= INSTRUCTIONS TO FOLLOW =
Only the pictures are left out: repeat the rest of the entries exactly.

** BEGIN **

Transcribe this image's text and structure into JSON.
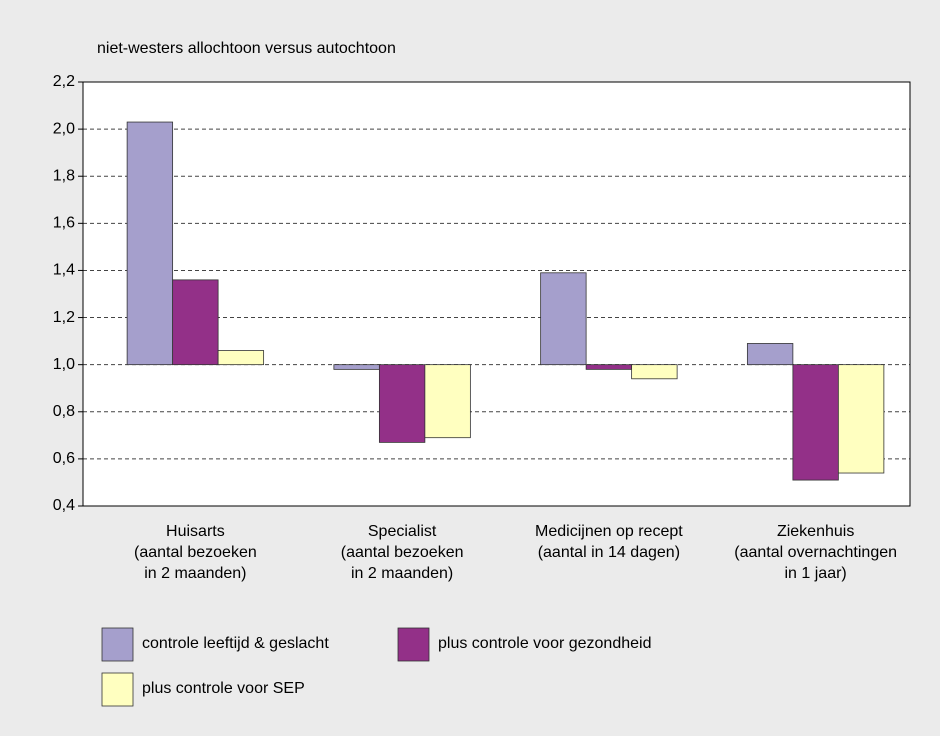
{
  "chart_data": {
    "type": "bar",
    "y_label": "niet-westers allochtoon versus autochtoon",
    "categories": [
      "Huisarts\n(aantal bezoeken\nin 2 maanden)",
      "Specialist\n(aantal bezoeken\nin 2 maanden)",
      "Medicijnen op recept\n(aantal in 14 dagen)",
      "Ziekenhuis\n(aantal overnachtingen\nin 1 jaar)"
    ],
    "series": [
      {
        "name": "controle leeftijd & geslacht",
        "color": "#a59fcc",
        "values": [
          2.03,
          0.98,
          1.39,
          1.09
        ]
      },
      {
        "name": "plus controle voor gezondheid",
        "color": "#933088",
        "values": [
          1.36,
          0.67,
          0.98,
          0.51
        ]
      },
      {
        "name": "plus controle voor SEP",
        "color": "#ffffc0",
        "values": [
          1.06,
          0.69,
          0.94,
          0.54
        ]
      }
    ],
    "baseline": 1.0,
    "ylim": [
      0.4,
      2.2
    ],
    "yticks": [
      {
        "value": 0.4,
        "label": "0,4"
      },
      {
        "value": 0.6,
        "label": "0,6"
      },
      {
        "value": 0.8,
        "label": "0,8"
      },
      {
        "value": 1.0,
        "label": "1,0"
      },
      {
        "value": 1.2,
        "label": "1,2"
      },
      {
        "value": 1.4,
        "label": "1,4"
      },
      {
        "value": 1.6,
        "label": "1,6"
      },
      {
        "value": 1.8,
        "label": "1,8"
      },
      {
        "value": 2.0,
        "label": "2,0"
      },
      {
        "value": 2.2,
        "label": "2,2"
      }
    ],
    "grid": true
  }
}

** END **

= FINAL ANSWER =
Transcribe this image's text and structure into JSON.
{
  "chart_data": {
    "type": "bar",
    "y_label": "niet-westers allochtoon versus autochtoon",
    "categories": [
      "Huisarts\n(aantal bezoeken\nin 2 maanden)",
      "Specialist\n(aantal bezoeken\nin 2 maanden)",
      "Medicijnen op recept\n(aantal in 14 dagen)",
      "Ziekenhuis\n(aantal overnachtingen\nin 1 jaar)"
    ],
    "series": [
      {
        "name": "controle leeftijd & geslacht",
        "color": "#a59fcc",
        "values": [
          2.03,
          0.98,
          1.39,
          1.09
        ]
      },
      {
        "name": "plus controle voor gezondheid",
        "color": "#933088",
        "values": [
          1.36,
          0.67,
          0.98,
          0.51
        ]
      },
      {
        "name": "plus controle voor SEP",
        "color": "#ffffc0",
        "values": [
          1.06,
          0.69,
          0.94,
          0.54
        ]
      }
    ],
    "baseline": 1.0,
    "ylim": [
      0.4,
      2.2
    ],
    "yticks": [
      {
        "value": 0.4,
        "label": "0,4"
      },
      {
        "value": 0.6,
        "label": "0,6"
      },
      {
        "value": 0.8,
        "label": "0,8"
      },
      {
        "value": 1.0,
        "label": "1,0"
      },
      {
        "value": 1.2,
        "label": "1,2"
      },
      {
        "value": 1.4,
        "label": "1,4"
      },
      {
        "value": 1.6,
        "label": "1,6"
      },
      {
        "value": 1.8,
        "label": "1,8"
      },
      {
        "value": 2.0,
        "label": "2,0"
      },
      {
        "value": 2.2,
        "label": "2,2"
      }
    ],
    "grid": true
  }
}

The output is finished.